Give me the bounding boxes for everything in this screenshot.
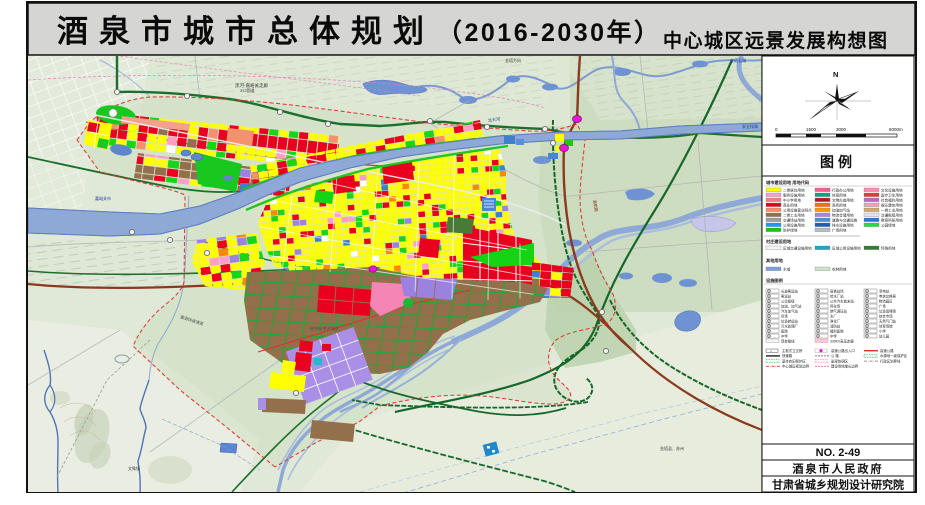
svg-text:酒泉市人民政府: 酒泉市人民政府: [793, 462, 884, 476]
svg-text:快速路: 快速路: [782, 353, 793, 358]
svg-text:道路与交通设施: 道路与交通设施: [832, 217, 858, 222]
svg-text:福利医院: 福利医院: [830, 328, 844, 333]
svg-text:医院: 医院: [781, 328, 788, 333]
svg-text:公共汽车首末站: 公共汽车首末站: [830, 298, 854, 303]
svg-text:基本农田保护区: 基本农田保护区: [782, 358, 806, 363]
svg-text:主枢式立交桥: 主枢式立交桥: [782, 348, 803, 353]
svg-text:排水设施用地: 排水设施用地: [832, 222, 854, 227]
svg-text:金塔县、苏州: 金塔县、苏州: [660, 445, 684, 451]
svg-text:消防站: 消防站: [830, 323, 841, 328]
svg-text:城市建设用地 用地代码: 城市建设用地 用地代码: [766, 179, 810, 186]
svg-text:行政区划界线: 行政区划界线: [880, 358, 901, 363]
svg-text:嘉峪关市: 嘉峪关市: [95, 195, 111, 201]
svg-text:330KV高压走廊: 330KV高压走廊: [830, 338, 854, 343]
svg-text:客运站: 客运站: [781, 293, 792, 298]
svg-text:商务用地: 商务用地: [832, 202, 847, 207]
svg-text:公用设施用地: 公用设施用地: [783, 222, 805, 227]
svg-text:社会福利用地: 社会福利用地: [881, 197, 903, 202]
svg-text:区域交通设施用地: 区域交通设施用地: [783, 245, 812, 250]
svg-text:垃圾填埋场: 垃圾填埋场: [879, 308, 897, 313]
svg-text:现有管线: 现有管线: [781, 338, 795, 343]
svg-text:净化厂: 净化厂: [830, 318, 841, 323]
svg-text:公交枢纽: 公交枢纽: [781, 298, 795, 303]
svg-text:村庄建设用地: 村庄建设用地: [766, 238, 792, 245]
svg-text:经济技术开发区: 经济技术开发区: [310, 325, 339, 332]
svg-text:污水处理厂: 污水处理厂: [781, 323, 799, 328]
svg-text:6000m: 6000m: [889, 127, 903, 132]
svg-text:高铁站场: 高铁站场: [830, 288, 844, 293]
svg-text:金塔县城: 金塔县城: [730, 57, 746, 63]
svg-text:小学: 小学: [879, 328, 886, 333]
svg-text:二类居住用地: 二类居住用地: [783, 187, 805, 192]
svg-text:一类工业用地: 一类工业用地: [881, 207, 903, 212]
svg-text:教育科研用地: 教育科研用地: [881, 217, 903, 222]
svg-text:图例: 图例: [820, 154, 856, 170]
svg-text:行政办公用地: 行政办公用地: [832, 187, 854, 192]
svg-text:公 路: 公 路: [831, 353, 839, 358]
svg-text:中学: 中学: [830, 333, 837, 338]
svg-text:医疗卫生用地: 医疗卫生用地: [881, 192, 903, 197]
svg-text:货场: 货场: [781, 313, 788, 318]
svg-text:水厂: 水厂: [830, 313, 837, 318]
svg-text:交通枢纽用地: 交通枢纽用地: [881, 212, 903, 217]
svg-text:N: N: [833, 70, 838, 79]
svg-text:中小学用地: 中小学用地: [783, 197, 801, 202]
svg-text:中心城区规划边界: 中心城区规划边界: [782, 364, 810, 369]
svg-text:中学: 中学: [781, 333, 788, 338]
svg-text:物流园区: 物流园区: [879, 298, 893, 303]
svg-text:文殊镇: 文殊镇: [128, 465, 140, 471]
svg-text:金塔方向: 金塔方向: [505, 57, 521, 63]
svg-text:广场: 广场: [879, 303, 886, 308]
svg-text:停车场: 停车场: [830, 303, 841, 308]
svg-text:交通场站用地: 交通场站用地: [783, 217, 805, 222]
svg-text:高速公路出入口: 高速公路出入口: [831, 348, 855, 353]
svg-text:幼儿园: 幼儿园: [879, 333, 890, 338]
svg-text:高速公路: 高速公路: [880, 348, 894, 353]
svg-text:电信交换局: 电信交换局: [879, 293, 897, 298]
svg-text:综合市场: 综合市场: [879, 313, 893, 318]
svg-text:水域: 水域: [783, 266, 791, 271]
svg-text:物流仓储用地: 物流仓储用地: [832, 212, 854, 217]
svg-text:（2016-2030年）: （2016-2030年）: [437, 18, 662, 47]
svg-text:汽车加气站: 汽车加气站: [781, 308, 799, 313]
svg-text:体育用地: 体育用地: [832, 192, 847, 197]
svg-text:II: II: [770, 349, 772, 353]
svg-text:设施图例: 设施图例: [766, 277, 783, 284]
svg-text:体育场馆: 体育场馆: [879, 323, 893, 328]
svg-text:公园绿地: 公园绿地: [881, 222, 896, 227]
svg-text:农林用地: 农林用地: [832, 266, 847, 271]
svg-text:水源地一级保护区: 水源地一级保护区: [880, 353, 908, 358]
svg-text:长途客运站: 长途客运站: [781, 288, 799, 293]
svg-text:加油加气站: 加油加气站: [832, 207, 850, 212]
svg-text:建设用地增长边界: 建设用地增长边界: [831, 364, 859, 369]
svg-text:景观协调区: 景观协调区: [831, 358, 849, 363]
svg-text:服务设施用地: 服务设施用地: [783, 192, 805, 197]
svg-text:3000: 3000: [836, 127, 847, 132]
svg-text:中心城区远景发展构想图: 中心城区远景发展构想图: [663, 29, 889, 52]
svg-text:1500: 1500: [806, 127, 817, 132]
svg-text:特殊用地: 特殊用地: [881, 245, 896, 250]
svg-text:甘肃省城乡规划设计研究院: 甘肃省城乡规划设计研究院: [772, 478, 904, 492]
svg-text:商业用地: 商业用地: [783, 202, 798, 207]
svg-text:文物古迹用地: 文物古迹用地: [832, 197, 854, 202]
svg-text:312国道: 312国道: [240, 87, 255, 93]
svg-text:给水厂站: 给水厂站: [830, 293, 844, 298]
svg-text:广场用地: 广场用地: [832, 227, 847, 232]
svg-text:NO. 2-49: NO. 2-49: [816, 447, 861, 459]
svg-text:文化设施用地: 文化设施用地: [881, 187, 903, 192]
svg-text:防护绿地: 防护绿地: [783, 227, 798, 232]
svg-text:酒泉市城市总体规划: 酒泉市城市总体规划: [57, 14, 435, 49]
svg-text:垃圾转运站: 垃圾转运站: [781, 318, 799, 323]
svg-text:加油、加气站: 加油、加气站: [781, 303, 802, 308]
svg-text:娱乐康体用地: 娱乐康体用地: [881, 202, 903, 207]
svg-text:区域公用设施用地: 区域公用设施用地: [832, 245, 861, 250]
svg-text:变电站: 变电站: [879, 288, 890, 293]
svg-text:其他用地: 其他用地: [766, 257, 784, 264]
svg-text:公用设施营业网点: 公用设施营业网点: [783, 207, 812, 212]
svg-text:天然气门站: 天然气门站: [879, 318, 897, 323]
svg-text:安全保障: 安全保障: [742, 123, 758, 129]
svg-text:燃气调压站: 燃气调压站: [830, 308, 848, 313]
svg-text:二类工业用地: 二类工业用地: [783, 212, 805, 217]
==========
GOAL:
Reproduce every one of the lines above word for word, leaving out the pictures.

COMPLETED TASK:
Give me the bounding boxes for everything in this screenshot.
svg-text:酒泉市人民政府: 酒泉市人民政府: [793, 462, 884, 476]
svg-text:快速路: 快速路: [782, 353, 793, 358]
svg-text:道路与交通设施: 道路与交通设施: [832, 217, 858, 222]
svg-text:福利医院: 福利医院: [830, 328, 844, 333]
svg-text:医院: 医院: [781, 328, 788, 333]
svg-text:公共汽车首末站: 公共汽车首末站: [830, 298, 854, 303]
svg-text:基本农田保护区: 基本农田保护区: [782, 358, 806, 363]
svg-text:主枢式立交桥: 主枢式立交桥: [782, 348, 803, 353]
svg-text:排水设施用地: 排水设施用地: [832, 222, 854, 227]
svg-text:金塔县、苏州: 金塔县、苏州: [660, 445, 684, 451]
svg-text:消防站: 消防站: [830, 323, 841, 328]
svg-text:城市建设用地 用地代码: 城市建设用地 用地代码: [766, 179, 810, 186]
svg-text:行政区划界线: 行政区划界线: [880, 358, 901, 363]
svg-text:嘉峪关市: 嘉峪关市: [95, 195, 111, 201]
svg-text:330KV高压走廊: 330KV高压走廊: [830, 338, 854, 343]
svg-text:客运站: 客运站: [781, 293, 792, 298]
svg-text:商务用地: 商务用地: [832, 202, 847, 207]
svg-text:公用设施用地: 公用设施用地: [783, 222, 805, 227]
svg-text:社会福利用地: 社会福利用地: [881, 197, 903, 202]
svg-text:区域交通设施用地: 区域交通设施用地: [783, 245, 812, 250]
svg-text:垃圾填埋场: 垃圾填埋场: [879, 308, 897, 313]
svg-text:现有管线: 现有管线: [781, 338, 795, 343]
svg-text:净化厂: 净化厂: [830, 318, 841, 323]
svg-text:公交枢纽: 公交枢纽: [781, 298, 795, 303]
svg-text:村庄建设用地: 村庄建设用地: [766, 238, 792, 245]
svg-text:经济技术开发区: 经济技术开发区: [310, 325, 339, 332]
svg-text:污水处理厂: 污水处理厂: [781, 323, 799, 328]
svg-text:6000m: 6000m: [889, 127, 903, 132]
svg-text:高铁站场: 高铁站场: [830, 288, 844, 293]
svg-text:金塔县城: 金塔县城: [730, 57, 746, 63]
svg-text:小学: 小学: [879, 328, 886, 333]
svg-text:二类居住用地: 二类居住用地: [783, 187, 805, 192]
svg-text:一类工业用地: 一类工业用地: [881, 207, 903, 212]
svg-text:教育科研用地: 教育科研用地: [881, 217, 903, 222]
svg-text:图例: 图例: [820, 154, 856, 170]
svg-text:行政办公用地: 行政办公用地: [832, 187, 854, 192]
svg-text:公 路: 公 路: [831, 353, 839, 358]
svg-text:中学: 中学: [830, 333, 837, 338]
svg-text:医疗卫生用地: 医疗卫生用地: [881, 192, 903, 197]
svg-text:货场: 货场: [781, 313, 788, 318]
svg-text:水厂: 水厂: [830, 313, 837, 318]
svg-text:交通枢纽用地: 交通枢纽用地: [881, 212, 903, 217]
svg-text:N: N: [833, 70, 838, 79]
svg-text:中小学用地: 中小学用地: [783, 197, 801, 202]
svg-text:中心城区规划边界: 中心城区规划边界: [782, 364, 810, 369]
svg-text:中学: 中学: [781, 333, 788, 338]
svg-text:物流园区: 物流园区: [879, 298, 893, 303]
svg-text:文殊镇: 文殊镇: [128, 465, 140, 471]
svg-text:金塔方向: 金塔方向: [505, 57, 521, 63]
svg-text:广场: 广场: [879, 303, 886, 308]
svg-text:停车场: 停车场: [830, 303, 841, 308]
svg-text:交通场站用地: 交通场站用地: [783, 217, 805, 222]
svg-text:高速公路出入口: 高速公路出入口: [831, 348, 855, 353]
svg-text:幼儿园: 幼儿园: [879, 333, 890, 338]
svg-text:高速公路: 高速公路: [880, 348, 894, 353]
svg-text:电信交换局: 电信交换局: [879, 293, 897, 298]
svg-text:综合市场: 综合市场: [879, 313, 893, 318]
svg-text:水域: 水域: [783, 266, 791, 271]
svg-text:物流仓储用地: 物流仓储用地: [832, 212, 854, 217]
svg-text:（2016-2030年）: （2016-2030年）: [437, 18, 662, 47]
svg-text:汽车加气站: 汽车加气站: [781, 308, 799, 313]
svg-text:体育用地: 体育用地: [832, 192, 847, 197]
svg-text:II: II: [770, 349, 772, 353]
svg-text:设施图例: 设施图例: [766, 277, 783, 284]
svg-text:体育场馆: 体育场馆: [879, 323, 893, 328]
svg-text:公园绿地: 公园绿地: [881, 222, 896, 227]
svg-text:农林用地: 农林用地: [832, 266, 847, 271]
svg-text:水源地一级保护区: 水源地一级保护区: [880, 353, 908, 358]
svg-text:长途客运站: 长途客运站: [781, 288, 799, 293]
svg-text:加油加气站: 加油加气站: [832, 207, 850, 212]
svg-text:建设用地增长边界: 建设用地增长边界: [831, 364, 859, 369]
svg-text:景观协调区: 景观协调区: [831, 358, 849, 363]
svg-text:服务设施用地: 服务设施用地: [783, 192, 805, 197]
svg-text:3000: 3000: [836, 127, 847, 132]
svg-text:中心城区远景发展构想图: 中心城区远景发展构想图: [663, 29, 889, 52]
svg-text:1500: 1500: [806, 127, 817, 132]
svg-text:特殊用地: 特殊用地: [881, 245, 896, 250]
svg-text:甘肃省城乡规划设计研究院: 甘肃省城乡规划设计研究院: [772, 478, 904, 492]
svg-text:商业用地: 商业用地: [783, 202, 798, 207]
svg-text:文物古迹用地: 文物古迹用地: [832, 197, 854, 202]
svg-text:312国道: 312国道: [240, 87, 255, 93]
svg-text:给水厂站: 给水厂站: [830, 293, 844, 298]
svg-text:广场用地: 广场用地: [832, 227, 847, 232]
svg-text:NO. 2-49: NO. 2-49: [816, 447, 861, 459]
svg-text:文化设施用地: 文化设施用地: [881, 187, 903, 192]
svg-text:防护绿地: 防护绿地: [783, 227, 798, 232]
svg-text:酒泉市城市总体规划: 酒泉市城市总体规划: [57, 14, 435, 49]
svg-text:垃圾转运站: 垃圾转运站: [781, 318, 799, 323]
svg-text:加油、加气站: 加油、加气站: [781, 303, 802, 308]
svg-text:娱乐康体用地: 娱乐康体用地: [881, 202, 903, 207]
svg-text:区域公用设施用地: 区域公用设施用地: [832, 245, 861, 250]
svg-text:变电站: 变电站: [879, 288, 890, 293]
svg-text:其他用地: 其他用地: [766, 257, 784, 264]
svg-text:公用设施营业网点: 公用设施营业网点: [783, 207, 812, 212]
svg-text:天然气门站: 天然气门站: [879, 318, 897, 323]
svg-text:安全保障: 安全保障: [742, 123, 758, 129]
svg-text:燃气调压站: 燃气调压站: [830, 308, 848, 313]
svg-text:二类工业用地: 二类工业用地: [783, 212, 805, 217]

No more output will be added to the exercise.